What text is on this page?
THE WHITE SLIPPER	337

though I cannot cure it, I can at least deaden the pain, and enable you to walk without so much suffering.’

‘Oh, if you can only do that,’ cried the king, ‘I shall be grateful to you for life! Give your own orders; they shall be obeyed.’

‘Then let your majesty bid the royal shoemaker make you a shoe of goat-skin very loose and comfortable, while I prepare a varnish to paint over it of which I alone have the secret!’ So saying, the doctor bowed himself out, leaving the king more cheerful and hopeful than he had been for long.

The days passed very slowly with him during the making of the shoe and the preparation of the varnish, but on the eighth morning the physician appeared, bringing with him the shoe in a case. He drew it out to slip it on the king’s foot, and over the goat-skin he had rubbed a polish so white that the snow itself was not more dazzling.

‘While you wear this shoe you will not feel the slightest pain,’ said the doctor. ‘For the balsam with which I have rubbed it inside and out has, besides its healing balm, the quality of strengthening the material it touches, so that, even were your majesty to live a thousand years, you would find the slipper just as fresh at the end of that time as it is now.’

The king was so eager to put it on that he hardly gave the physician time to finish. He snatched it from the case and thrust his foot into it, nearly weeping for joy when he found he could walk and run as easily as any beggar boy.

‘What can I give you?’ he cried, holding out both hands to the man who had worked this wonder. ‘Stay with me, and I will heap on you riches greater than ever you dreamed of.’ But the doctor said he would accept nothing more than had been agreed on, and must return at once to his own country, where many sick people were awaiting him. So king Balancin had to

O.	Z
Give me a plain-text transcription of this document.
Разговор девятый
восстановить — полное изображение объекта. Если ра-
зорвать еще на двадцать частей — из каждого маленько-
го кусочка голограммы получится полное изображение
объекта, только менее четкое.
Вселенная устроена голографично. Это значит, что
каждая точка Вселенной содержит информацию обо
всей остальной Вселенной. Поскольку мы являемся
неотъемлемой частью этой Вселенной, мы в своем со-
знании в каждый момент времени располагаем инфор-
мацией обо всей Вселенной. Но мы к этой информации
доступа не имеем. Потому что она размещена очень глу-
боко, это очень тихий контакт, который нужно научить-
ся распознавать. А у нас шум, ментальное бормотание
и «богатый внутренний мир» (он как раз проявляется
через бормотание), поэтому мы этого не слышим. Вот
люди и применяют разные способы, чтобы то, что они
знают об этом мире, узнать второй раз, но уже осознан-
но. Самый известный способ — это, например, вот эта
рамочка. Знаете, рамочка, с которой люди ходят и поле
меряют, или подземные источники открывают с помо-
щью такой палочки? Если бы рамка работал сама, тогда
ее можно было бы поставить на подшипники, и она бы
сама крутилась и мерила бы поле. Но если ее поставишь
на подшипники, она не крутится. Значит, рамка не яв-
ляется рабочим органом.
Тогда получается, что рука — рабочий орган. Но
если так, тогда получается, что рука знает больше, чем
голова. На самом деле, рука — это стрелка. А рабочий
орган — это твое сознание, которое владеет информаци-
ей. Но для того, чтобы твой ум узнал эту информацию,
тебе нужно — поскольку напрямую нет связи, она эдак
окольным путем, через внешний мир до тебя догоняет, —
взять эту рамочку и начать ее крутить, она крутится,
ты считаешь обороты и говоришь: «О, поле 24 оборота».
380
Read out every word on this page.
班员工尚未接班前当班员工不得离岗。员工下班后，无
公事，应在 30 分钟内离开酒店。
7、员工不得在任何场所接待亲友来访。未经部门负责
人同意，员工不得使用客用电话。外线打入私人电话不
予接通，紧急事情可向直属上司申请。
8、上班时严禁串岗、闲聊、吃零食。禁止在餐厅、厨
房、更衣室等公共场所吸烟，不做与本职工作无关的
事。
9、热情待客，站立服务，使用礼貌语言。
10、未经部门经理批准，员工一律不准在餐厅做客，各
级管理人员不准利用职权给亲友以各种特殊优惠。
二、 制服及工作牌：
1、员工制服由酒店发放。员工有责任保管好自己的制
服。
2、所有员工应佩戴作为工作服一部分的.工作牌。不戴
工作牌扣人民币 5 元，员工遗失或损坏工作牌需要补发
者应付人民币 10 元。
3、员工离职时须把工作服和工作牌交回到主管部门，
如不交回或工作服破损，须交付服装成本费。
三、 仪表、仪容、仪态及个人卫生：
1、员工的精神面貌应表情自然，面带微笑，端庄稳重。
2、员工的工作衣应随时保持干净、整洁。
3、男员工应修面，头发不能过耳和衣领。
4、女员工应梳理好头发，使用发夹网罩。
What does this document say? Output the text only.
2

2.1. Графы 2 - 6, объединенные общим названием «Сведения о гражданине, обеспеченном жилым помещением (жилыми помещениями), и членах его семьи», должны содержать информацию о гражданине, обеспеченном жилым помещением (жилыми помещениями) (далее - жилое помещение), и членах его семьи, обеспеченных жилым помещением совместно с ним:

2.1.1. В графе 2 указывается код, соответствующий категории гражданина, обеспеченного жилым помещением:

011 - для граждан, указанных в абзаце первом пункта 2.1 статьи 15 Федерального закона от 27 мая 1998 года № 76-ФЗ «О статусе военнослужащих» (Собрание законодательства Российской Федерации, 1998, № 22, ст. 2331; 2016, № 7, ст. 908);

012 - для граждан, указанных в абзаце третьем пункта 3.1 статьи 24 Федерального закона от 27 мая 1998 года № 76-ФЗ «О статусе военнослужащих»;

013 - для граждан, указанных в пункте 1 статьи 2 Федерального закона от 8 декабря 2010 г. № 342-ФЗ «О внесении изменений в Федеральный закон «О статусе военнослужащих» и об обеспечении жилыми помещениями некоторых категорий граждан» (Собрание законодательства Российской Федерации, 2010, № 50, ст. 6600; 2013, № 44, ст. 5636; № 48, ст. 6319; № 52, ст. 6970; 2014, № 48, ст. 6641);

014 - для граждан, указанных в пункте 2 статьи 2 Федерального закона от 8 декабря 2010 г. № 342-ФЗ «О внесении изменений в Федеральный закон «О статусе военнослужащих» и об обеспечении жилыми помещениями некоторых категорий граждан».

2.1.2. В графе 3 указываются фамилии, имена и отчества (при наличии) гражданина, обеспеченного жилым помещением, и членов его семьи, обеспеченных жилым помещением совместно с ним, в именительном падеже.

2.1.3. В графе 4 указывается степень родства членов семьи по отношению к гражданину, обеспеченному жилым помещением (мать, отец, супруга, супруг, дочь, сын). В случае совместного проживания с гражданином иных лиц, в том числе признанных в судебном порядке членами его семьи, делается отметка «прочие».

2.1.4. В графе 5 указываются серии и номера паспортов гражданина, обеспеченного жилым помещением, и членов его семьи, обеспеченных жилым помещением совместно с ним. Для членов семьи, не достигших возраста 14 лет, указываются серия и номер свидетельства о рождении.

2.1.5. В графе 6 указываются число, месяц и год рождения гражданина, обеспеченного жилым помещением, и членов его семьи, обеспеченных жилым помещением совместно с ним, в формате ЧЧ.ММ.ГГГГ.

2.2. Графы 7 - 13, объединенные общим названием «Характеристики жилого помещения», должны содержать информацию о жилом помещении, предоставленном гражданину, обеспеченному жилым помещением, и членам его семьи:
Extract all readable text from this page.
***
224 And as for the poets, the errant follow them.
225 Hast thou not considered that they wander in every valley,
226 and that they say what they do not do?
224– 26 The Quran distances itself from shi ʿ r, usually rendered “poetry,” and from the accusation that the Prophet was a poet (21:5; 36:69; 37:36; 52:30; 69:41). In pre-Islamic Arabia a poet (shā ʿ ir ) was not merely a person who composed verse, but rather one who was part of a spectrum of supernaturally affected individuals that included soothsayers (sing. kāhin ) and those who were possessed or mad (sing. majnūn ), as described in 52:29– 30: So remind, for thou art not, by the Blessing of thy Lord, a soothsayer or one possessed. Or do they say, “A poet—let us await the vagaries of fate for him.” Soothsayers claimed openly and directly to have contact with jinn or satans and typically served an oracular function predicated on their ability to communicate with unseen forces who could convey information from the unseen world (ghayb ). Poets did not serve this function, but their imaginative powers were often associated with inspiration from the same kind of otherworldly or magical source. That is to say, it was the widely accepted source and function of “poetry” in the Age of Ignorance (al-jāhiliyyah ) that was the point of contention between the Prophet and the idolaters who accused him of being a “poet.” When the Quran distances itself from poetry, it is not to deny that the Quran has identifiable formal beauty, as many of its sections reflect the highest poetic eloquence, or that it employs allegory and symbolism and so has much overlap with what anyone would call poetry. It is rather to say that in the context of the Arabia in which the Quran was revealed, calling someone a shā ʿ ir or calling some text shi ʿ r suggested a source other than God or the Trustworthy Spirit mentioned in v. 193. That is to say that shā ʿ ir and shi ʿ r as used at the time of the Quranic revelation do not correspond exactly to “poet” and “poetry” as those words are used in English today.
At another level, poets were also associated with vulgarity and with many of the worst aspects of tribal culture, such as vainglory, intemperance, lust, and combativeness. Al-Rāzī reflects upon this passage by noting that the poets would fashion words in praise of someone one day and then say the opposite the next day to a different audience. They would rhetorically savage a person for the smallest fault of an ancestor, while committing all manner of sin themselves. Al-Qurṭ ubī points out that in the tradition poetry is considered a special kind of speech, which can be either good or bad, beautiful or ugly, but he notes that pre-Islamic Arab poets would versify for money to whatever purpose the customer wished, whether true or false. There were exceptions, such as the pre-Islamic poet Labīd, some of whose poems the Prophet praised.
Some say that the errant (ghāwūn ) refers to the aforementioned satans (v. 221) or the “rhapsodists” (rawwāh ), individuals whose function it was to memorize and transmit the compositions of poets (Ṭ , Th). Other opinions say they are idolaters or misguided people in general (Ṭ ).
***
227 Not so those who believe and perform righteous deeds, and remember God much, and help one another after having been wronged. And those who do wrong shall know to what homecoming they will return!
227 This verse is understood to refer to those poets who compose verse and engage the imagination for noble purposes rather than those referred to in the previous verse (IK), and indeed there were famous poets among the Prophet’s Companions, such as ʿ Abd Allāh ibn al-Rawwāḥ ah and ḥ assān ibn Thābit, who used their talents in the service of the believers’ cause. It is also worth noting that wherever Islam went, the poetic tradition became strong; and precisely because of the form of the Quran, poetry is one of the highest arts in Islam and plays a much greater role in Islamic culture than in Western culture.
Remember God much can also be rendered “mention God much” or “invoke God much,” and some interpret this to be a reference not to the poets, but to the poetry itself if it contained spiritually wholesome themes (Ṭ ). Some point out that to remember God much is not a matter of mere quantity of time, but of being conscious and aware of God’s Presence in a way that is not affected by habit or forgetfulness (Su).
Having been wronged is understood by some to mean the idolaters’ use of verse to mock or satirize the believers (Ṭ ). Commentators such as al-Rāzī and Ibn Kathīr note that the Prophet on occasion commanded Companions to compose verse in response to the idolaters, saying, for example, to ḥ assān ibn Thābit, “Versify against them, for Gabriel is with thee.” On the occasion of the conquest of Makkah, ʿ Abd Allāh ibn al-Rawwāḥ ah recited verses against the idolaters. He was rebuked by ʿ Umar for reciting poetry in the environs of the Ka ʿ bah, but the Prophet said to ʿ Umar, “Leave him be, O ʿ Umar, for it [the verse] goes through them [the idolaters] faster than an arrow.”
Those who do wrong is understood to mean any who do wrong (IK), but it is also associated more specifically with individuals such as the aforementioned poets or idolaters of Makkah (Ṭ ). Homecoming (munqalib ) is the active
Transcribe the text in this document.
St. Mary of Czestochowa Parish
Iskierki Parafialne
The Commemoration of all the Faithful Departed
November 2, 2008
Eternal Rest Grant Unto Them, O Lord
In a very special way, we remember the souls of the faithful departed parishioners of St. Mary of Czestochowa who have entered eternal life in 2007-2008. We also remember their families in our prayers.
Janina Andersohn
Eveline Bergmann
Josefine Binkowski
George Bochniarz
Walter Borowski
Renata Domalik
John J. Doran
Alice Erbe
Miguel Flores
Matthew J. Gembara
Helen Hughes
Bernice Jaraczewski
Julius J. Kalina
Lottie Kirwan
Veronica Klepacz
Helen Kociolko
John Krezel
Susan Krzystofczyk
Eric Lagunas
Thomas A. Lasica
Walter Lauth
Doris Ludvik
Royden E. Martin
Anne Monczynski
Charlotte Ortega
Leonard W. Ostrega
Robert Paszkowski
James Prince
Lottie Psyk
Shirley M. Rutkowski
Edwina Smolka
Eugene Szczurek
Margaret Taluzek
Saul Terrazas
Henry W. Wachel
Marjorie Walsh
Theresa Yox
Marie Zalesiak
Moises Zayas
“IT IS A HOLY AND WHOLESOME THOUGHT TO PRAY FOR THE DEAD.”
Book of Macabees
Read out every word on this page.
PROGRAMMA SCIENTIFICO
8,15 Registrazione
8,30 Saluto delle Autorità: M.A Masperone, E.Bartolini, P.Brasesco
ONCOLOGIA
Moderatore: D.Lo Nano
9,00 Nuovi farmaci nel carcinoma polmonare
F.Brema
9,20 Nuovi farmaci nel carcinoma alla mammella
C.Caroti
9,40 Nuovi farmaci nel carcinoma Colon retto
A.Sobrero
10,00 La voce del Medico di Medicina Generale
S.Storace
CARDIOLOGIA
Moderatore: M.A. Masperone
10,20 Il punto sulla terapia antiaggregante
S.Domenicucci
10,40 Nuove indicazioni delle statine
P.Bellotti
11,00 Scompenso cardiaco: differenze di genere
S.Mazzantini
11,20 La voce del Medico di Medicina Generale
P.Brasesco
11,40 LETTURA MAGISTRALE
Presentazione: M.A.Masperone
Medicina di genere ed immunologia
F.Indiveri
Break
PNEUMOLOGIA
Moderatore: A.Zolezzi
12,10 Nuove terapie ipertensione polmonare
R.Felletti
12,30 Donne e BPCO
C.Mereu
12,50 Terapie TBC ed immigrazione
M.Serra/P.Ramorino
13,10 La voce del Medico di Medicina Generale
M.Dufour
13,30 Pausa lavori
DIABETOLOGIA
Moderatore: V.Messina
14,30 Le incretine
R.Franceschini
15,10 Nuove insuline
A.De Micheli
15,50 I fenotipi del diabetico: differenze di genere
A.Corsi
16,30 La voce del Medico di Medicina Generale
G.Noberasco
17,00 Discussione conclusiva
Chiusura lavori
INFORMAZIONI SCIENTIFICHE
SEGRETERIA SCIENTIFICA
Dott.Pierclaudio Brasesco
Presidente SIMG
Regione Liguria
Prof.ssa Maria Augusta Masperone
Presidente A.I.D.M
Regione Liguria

#### [THE TASK]
Collect each line holding the string "абзаце".

#### [TASK RESULT]
011 - для граждан, указанных в абзаце первом пункта 2.1 статьи 15 Федерального закона от 27 мая 1998 года № 76-ФЗ «О статусе военнослужащих» (Собрание законодательства Российской Федерации, 1998, № 22, ст. 2331; 2016, № 7, ст. 908);
012 - для граждан, указанных в абзаце третьем пункта 3.1 статьи 24 Федерального закона от 27 мая 1998 года № 76-ФЗ «О статусе военнослужащих»;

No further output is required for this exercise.